Dataset records
BEGIN
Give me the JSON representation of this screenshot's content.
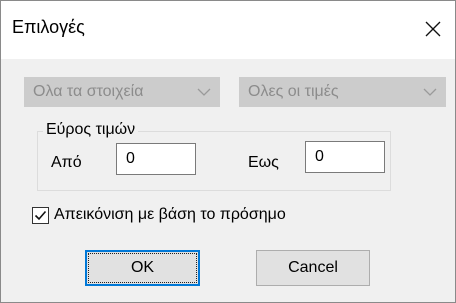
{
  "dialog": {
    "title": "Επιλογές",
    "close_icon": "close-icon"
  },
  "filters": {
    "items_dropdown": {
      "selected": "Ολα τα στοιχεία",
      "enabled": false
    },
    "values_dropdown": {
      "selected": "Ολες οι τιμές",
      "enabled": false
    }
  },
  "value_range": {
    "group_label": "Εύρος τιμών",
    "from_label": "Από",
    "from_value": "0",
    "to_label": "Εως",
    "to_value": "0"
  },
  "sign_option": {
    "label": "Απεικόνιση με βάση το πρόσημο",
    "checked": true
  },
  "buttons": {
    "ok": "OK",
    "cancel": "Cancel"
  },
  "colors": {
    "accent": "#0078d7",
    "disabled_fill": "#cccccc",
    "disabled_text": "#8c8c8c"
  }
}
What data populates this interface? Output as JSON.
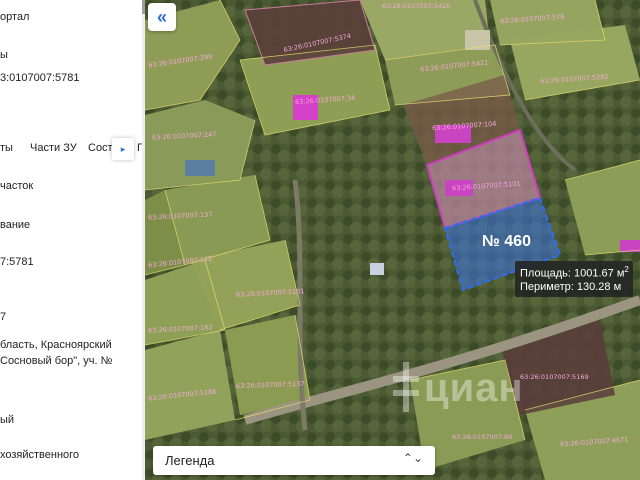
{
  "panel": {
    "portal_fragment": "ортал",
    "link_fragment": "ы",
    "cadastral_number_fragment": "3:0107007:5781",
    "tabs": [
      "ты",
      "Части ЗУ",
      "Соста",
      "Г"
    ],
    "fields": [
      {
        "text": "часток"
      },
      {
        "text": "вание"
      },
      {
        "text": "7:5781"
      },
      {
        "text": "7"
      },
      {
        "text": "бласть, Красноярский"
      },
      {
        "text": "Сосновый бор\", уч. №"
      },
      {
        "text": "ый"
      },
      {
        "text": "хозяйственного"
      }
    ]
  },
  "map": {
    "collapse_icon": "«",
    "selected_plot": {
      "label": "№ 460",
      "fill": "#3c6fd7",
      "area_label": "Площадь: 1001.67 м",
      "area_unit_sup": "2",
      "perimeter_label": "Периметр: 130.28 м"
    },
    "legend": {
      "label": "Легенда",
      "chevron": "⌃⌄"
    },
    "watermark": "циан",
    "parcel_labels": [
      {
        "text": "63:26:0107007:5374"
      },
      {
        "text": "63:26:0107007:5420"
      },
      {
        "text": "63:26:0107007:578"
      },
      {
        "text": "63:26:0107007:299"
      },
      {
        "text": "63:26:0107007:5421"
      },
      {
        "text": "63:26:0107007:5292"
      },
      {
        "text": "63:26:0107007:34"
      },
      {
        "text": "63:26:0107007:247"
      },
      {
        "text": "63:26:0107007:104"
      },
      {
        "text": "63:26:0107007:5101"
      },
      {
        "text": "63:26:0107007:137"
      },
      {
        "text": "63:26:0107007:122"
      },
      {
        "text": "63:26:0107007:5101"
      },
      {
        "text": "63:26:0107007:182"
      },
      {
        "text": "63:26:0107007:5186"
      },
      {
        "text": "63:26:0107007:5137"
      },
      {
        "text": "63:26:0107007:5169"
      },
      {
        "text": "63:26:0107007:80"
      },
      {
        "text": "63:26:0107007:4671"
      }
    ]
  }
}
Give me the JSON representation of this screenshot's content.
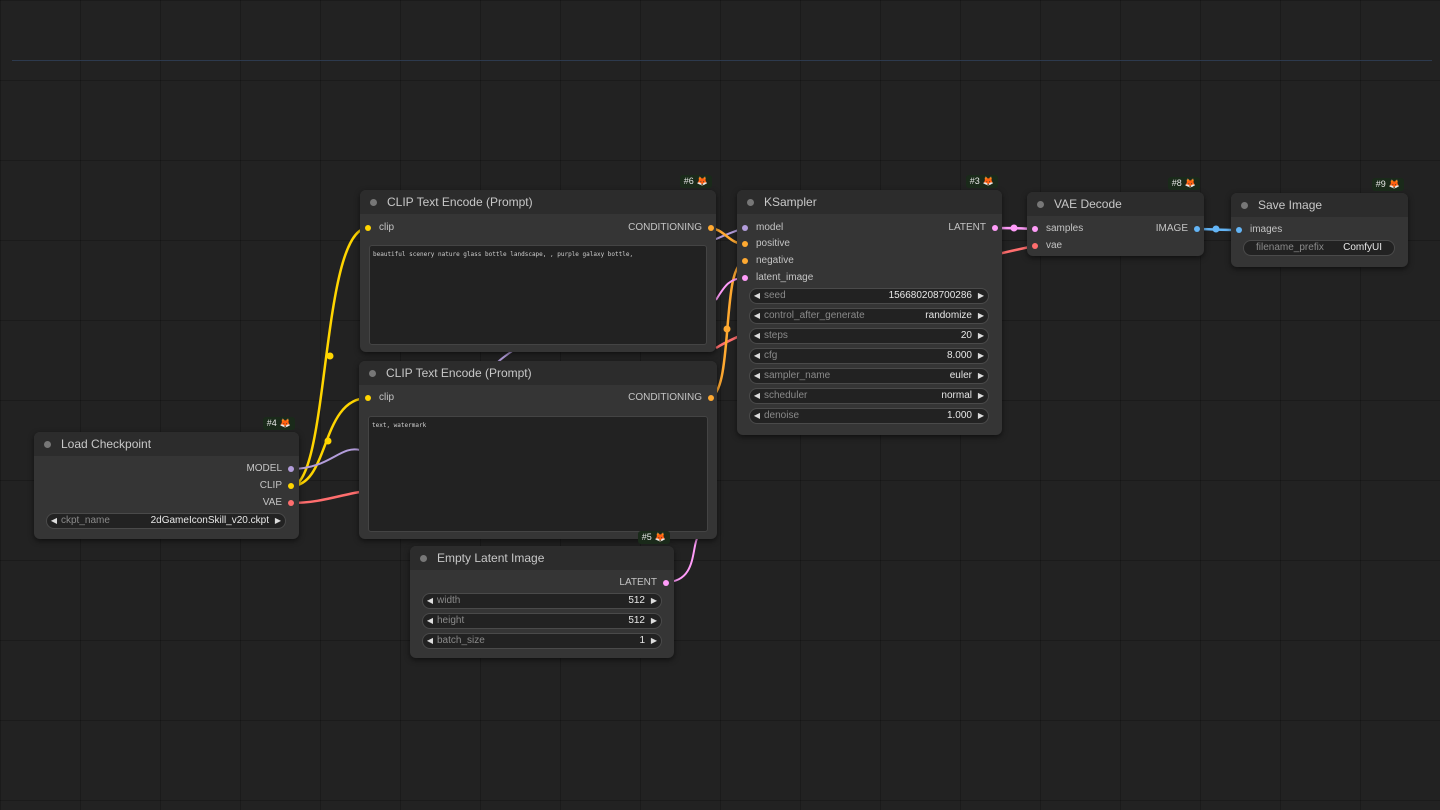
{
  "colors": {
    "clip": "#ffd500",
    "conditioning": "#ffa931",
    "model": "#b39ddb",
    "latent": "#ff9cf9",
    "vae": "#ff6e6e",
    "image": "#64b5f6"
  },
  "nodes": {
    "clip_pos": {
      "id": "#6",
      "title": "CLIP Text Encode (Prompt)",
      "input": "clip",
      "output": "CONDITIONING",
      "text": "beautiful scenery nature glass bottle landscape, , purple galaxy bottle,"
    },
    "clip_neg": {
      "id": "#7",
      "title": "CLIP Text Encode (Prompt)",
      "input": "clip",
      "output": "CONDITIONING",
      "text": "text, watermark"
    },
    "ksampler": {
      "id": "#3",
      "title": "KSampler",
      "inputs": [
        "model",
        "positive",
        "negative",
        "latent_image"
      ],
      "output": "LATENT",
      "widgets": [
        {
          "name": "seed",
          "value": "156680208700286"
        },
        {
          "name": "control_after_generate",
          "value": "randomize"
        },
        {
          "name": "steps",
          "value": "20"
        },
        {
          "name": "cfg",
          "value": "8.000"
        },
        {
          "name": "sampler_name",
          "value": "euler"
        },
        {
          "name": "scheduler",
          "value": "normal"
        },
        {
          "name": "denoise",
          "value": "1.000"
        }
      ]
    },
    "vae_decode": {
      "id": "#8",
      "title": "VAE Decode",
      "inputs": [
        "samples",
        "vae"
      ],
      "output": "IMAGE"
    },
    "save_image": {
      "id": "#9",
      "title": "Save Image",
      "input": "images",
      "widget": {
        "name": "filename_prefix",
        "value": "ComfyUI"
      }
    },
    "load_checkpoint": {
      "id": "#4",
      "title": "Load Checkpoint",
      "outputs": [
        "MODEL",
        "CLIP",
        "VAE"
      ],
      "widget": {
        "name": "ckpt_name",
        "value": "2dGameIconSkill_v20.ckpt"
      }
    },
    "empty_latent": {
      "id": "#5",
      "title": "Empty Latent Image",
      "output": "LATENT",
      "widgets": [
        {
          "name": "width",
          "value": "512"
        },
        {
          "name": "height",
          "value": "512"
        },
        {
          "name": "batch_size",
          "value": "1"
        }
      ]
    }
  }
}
END
BEGIN
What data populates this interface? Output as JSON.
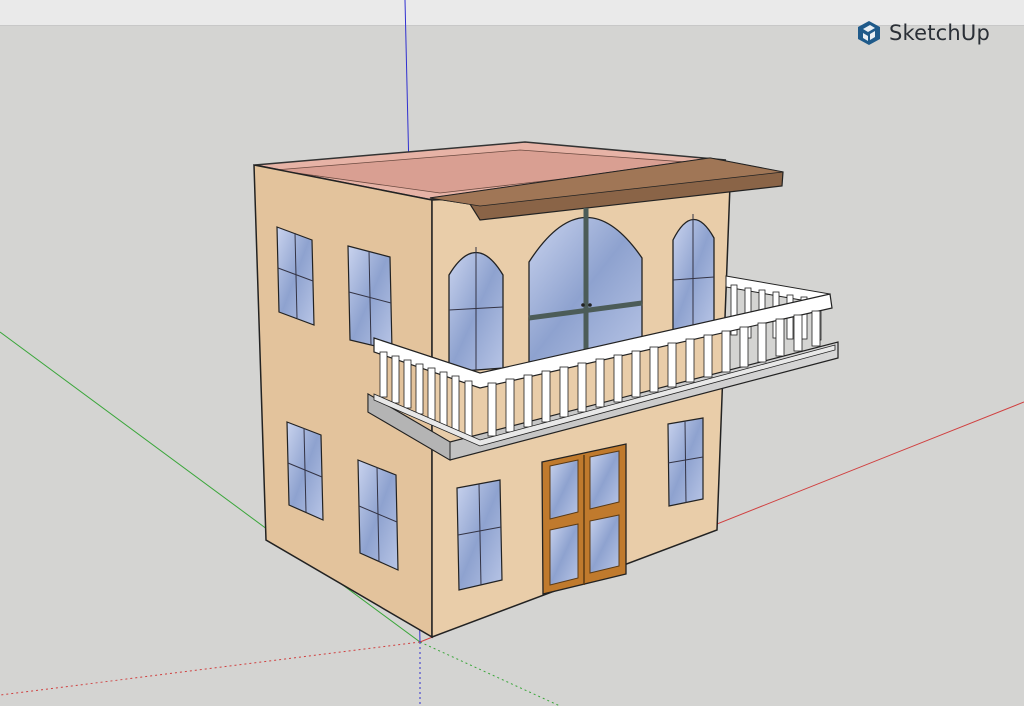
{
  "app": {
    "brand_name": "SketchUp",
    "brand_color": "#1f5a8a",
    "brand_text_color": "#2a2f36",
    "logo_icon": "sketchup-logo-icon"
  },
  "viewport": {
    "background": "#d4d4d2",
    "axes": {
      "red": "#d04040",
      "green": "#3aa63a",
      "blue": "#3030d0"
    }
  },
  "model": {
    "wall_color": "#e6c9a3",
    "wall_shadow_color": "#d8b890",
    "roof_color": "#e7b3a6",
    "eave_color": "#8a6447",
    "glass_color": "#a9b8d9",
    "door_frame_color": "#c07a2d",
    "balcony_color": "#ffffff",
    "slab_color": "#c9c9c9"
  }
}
END
• _Do this_
State the count of lines in the data holding the word "watermark", adding nothing to it.

• _Complete response_
2